## What the task asks
Collect every line below that contains the word "Harbour".

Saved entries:
■ ■ ■
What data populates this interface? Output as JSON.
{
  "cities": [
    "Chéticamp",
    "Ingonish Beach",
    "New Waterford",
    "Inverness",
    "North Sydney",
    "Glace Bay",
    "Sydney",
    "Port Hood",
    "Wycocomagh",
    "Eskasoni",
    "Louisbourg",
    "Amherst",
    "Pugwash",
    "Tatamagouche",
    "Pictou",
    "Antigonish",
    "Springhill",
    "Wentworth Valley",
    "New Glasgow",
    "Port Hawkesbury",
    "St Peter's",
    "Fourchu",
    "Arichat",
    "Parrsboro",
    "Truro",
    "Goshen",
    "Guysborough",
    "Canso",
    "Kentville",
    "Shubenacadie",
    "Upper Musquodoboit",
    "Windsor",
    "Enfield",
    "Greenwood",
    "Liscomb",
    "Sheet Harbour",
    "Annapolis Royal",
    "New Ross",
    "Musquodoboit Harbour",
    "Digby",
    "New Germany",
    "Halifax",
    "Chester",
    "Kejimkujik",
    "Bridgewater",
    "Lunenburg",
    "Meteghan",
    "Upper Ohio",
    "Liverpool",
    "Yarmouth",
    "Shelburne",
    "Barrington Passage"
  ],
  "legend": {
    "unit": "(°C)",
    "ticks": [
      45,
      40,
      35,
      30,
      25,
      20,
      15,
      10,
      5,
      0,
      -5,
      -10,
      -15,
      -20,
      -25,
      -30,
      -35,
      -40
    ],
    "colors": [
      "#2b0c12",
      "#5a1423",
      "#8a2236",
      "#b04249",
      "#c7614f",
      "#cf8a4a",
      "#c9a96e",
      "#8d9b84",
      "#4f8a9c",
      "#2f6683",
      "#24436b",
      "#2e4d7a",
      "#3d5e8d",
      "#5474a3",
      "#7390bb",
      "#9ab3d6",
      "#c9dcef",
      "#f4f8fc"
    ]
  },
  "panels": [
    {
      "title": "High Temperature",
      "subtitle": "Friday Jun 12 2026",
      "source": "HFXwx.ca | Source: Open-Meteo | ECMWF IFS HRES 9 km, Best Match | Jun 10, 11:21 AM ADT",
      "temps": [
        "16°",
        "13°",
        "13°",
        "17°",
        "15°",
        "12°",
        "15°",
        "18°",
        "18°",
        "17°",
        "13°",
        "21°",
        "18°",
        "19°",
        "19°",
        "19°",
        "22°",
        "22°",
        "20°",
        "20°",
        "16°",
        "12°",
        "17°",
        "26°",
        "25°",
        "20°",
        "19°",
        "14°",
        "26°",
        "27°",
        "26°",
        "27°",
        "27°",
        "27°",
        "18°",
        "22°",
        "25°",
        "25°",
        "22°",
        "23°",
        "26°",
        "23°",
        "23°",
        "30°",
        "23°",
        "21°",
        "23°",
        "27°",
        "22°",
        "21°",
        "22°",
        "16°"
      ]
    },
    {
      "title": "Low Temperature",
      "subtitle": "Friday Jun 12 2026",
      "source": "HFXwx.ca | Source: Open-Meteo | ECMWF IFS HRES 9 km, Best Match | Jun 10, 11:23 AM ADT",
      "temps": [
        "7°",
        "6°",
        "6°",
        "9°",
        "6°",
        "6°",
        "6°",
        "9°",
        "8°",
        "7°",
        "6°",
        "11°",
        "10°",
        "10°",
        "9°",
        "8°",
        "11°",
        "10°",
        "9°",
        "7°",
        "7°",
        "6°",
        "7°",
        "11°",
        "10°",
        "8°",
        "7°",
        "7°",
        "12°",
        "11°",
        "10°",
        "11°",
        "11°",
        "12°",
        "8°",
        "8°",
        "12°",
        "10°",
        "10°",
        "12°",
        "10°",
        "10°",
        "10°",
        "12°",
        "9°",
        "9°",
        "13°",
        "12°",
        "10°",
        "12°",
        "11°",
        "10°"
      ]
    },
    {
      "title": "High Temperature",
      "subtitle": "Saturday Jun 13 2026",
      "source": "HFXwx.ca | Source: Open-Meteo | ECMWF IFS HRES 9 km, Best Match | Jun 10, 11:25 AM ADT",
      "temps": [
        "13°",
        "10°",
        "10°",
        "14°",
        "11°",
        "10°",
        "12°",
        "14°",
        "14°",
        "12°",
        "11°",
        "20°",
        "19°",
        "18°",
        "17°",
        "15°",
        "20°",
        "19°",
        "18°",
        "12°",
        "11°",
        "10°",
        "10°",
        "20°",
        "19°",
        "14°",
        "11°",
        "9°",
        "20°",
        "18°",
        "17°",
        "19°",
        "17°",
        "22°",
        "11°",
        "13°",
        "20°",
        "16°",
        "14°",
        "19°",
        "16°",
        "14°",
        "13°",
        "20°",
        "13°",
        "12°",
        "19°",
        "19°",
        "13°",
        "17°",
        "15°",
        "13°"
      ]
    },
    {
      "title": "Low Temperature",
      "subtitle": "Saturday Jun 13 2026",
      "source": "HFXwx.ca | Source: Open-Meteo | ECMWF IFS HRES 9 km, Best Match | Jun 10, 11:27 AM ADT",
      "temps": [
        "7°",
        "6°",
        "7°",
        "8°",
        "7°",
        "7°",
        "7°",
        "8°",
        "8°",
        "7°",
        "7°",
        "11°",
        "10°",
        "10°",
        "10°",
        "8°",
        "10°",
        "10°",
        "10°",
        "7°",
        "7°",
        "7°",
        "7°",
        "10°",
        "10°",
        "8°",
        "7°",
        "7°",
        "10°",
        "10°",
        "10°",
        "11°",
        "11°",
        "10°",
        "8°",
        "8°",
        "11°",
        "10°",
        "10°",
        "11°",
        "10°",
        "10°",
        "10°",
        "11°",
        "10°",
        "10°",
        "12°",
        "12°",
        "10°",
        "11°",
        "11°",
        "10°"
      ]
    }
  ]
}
■ ■ ■
## Worked answer
    "Sheet Harbour",
    "Musquodoboit Harbour",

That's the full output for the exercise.